(Dataset rows)
++++
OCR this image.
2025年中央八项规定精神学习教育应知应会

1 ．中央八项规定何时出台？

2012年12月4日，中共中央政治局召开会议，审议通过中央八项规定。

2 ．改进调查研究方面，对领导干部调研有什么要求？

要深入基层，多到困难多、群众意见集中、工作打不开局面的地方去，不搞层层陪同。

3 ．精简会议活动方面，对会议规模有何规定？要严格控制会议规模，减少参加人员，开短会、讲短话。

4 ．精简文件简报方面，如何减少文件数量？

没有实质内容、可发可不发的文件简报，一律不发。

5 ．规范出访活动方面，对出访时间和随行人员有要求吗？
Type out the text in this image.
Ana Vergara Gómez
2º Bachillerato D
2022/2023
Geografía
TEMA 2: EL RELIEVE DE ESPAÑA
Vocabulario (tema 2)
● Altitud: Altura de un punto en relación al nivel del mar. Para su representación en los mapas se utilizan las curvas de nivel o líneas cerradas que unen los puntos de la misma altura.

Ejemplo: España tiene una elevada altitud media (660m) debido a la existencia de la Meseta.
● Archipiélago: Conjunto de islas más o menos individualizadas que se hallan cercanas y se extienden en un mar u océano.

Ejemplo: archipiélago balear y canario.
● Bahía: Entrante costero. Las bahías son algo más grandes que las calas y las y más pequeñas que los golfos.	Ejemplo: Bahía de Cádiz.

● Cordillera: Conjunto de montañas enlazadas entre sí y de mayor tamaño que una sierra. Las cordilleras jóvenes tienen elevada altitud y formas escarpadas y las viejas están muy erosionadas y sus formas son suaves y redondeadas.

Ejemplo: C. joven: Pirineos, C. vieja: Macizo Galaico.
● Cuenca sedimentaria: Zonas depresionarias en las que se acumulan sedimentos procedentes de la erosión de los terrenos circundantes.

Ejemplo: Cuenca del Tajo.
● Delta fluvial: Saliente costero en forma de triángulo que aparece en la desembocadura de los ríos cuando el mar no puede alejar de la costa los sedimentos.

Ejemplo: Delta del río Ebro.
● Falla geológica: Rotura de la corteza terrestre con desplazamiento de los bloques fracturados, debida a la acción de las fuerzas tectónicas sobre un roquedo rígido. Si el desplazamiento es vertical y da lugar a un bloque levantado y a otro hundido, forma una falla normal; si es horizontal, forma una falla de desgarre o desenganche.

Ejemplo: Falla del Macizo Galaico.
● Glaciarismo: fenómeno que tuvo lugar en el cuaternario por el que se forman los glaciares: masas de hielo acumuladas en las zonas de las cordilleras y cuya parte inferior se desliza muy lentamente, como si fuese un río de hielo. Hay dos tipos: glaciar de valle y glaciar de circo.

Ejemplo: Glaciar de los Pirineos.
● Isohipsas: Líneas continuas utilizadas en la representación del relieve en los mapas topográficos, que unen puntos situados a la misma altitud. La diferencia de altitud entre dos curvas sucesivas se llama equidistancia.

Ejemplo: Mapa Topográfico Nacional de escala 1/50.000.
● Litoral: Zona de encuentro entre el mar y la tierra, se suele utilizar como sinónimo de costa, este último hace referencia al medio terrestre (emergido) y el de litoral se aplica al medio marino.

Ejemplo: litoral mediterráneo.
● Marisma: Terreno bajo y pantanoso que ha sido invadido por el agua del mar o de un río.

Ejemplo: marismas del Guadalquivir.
++++
**WHAT IS ASKED:**
Restate each of the entries above verbatim.

**THE OUTPUT:**
OCR this image.
2025年中央八项规定精神学习教育应知应会

1 ．中央八项规定何时出台？

2012年12月4日，中共中央政治局召开会议，审议通过中央八项规定。

2 ．改进调查研究方面，对领导干部调研有什么要求？

要深入基层，多到困难多、群众意见集中、工作打不开局面的地方去，不搞层层陪同。

3 ．精简会议活动方面，对会议规模有何规定？要严格控制会议规模，减少参加人员，开短会、讲短话。

4 ．精简文件简报方面，如何减少文件数量？

没有实质内容、可发可不发的文件简报，一律不发。

5 ．规范出访活动方面，对出访时间和随行人员有要求吗？
Type out the text in this image.
Ana Vergara Gómez
2º Bachillerato D
2022/2023
Geografía
TEMA 2: EL RELIEVE DE ESPAÑA
Vocabulario (tema 2)
● Altitud: Altura de un punto en relación al nivel del mar. Para su representación en los mapas se utilizan las curvas de nivel o líneas cerradas que unen los puntos de la misma altura.

Ejemplo: España tiene una elevada altitud media (660m) debido a la existencia de la Meseta.
● Archipiélago: Conjunto de islas más o menos individualizadas que se hallan cercanas y se extienden en un mar u océano.

Ejemplo: archipiélago balear y canario.
● Bahía: Entrante costero. Las bahías son algo más grandes que las calas y las y más pequeñas que los golfos.	Ejemplo: Bahía de Cádiz.

● Cordillera: Conjunto de montañas enlazadas entre sí y de mayor tamaño que una sierra. Las cordilleras jóvenes tienen elevada altitud y formas escarpadas y las viejas están muy erosionadas y sus formas son suaves y redondeadas.

Ejemplo: C. joven: Pirineos, C. vieja: Macizo Galaico.
● Cuenca sedimentaria: Zonas depresionarias en las que se acumulan sedimentos procedentes de la erosión de los terrenos circundantes.

Ejemplo: Cuenca del Tajo.
● Delta fluvial: Saliente costero en forma de triángulo que aparece en la desembocadura de los ríos cuando el mar no puede alejar de la costa los sedimentos.

Ejemplo: Delta del río Ebro.
● Falla geológica: Rotura de la corteza terrestre con desplazamiento de los bloques fracturados, debida a la acción de las fuerzas tectónicas sobre un roquedo rígido. Si el desplazamiento es vertical y da lugar a un bloque levantado y a otro hundido, forma una falla normal; si es horizontal, forma una falla de desgarre o desenganche.

Ejemplo: Falla del Macizo Galaico.
● Glaciarismo: fenómeno que tuvo lugar en el cuaternario por el que se forman los glaciares: masas de hielo acumuladas en las zonas de las cordilleras y cuya parte inferior se desliza muy lentamente, como si fuese un río de hielo. Hay dos tipos: glaciar de valle y glaciar de circo.

Ejemplo: Glaciar de los Pirineos.
● Isohipsas: Líneas continuas utilizadas en la representación del relieve en los mapas topográficos, que unen puntos situados a la misma altitud. La diferencia de altitud entre dos curvas sucesivas se llama equidistancia.

Ejemplo: Mapa Topográfico Nacional de escala 1/50.000.
● Litoral: Zona de encuentro entre el mar y la tierra, se suele utilizar como sinónimo de costa, este último hace referencia al medio terrestre (emergido) y el de litoral se aplica al medio marino.

Ejemplo: litoral mediterráneo.
● Marisma: Terreno bajo y pantanoso que ha sido invadido por el agua del mar o de un río.

Ejemplo: marismas del Guadalquivir.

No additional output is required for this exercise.